**SHORT TASK:**
Collect all lines below with the string "Dowsen".

**RECORDS SHOWN:**
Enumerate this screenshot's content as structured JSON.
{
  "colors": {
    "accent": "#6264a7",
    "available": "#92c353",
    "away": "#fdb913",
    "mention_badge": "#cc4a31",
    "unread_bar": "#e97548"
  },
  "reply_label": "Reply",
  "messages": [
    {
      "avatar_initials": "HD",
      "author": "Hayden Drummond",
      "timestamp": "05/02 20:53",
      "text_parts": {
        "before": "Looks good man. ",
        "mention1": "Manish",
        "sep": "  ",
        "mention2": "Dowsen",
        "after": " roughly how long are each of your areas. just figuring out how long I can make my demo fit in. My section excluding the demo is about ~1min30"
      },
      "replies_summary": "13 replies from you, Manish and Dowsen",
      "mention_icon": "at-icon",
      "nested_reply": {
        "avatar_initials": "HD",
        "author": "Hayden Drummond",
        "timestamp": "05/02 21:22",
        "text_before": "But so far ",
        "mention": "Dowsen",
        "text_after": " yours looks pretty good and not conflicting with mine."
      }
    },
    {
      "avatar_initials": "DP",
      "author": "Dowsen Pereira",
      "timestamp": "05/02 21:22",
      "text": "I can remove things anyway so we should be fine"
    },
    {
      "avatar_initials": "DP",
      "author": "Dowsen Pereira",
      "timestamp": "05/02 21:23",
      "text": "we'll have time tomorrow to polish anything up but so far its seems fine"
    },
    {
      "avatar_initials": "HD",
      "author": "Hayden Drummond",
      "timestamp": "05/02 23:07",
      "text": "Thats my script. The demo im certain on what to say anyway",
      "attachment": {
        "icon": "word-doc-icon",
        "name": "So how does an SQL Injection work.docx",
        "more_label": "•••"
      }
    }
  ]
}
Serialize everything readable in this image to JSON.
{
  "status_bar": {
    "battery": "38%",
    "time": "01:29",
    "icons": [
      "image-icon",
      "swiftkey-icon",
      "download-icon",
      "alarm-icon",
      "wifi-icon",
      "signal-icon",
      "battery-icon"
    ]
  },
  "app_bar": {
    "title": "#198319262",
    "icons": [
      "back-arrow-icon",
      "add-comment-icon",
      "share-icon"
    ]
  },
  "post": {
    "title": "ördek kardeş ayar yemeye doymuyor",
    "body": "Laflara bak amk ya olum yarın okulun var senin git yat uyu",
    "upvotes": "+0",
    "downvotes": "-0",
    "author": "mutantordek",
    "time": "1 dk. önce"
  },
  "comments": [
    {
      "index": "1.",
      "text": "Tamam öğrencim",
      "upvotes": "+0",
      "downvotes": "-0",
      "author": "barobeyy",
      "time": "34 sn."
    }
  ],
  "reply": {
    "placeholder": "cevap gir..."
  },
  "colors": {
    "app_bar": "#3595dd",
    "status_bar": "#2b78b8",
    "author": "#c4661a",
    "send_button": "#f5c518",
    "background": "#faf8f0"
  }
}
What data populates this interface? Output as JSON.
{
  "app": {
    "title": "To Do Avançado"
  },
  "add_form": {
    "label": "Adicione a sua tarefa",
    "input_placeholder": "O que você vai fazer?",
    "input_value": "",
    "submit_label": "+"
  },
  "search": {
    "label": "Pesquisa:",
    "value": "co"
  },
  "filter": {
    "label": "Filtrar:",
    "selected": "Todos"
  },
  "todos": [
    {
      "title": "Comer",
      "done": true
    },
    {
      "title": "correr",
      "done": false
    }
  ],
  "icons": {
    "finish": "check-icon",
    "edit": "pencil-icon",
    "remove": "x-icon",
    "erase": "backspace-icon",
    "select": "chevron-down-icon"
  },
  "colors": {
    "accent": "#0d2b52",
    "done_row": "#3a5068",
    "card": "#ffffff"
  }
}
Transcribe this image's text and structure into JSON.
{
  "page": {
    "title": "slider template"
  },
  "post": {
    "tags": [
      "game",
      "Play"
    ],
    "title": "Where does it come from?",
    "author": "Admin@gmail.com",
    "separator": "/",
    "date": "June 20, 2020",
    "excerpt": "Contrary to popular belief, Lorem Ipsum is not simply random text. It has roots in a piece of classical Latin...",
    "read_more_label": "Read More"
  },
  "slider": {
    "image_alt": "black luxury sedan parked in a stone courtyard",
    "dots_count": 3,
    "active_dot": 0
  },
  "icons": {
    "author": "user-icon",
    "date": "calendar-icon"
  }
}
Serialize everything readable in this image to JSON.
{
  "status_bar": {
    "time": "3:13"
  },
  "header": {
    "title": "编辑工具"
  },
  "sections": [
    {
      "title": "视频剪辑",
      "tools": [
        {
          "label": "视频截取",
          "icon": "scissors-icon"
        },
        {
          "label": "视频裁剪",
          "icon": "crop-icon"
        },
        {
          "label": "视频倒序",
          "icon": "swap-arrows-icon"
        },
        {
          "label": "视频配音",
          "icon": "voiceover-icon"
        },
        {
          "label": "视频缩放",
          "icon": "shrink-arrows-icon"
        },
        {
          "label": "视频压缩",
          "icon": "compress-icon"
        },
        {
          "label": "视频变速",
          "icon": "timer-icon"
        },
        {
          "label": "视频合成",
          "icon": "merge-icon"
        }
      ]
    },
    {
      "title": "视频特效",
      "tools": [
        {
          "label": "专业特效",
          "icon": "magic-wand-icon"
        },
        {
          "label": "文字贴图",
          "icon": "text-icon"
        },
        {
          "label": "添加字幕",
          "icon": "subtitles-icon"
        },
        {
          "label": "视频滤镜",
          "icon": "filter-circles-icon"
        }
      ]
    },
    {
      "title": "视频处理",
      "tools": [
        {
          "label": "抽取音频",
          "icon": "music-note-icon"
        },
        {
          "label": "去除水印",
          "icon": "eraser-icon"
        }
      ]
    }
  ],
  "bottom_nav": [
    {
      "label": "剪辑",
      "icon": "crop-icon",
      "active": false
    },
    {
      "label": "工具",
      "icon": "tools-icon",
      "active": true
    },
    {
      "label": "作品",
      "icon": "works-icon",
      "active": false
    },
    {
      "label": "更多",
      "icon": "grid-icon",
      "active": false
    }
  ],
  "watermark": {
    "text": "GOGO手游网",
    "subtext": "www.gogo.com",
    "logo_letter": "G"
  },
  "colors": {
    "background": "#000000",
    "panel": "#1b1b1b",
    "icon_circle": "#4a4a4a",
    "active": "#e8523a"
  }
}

**TASK SOLUTION:**
        "mention2": "Dowsen",
      "replies_summary": "13 replies from you, Manish and Dowsen",
        "mention": "Dowsen",
      "author": "Dowsen Pereira",
      "author": "Dowsen Pereira",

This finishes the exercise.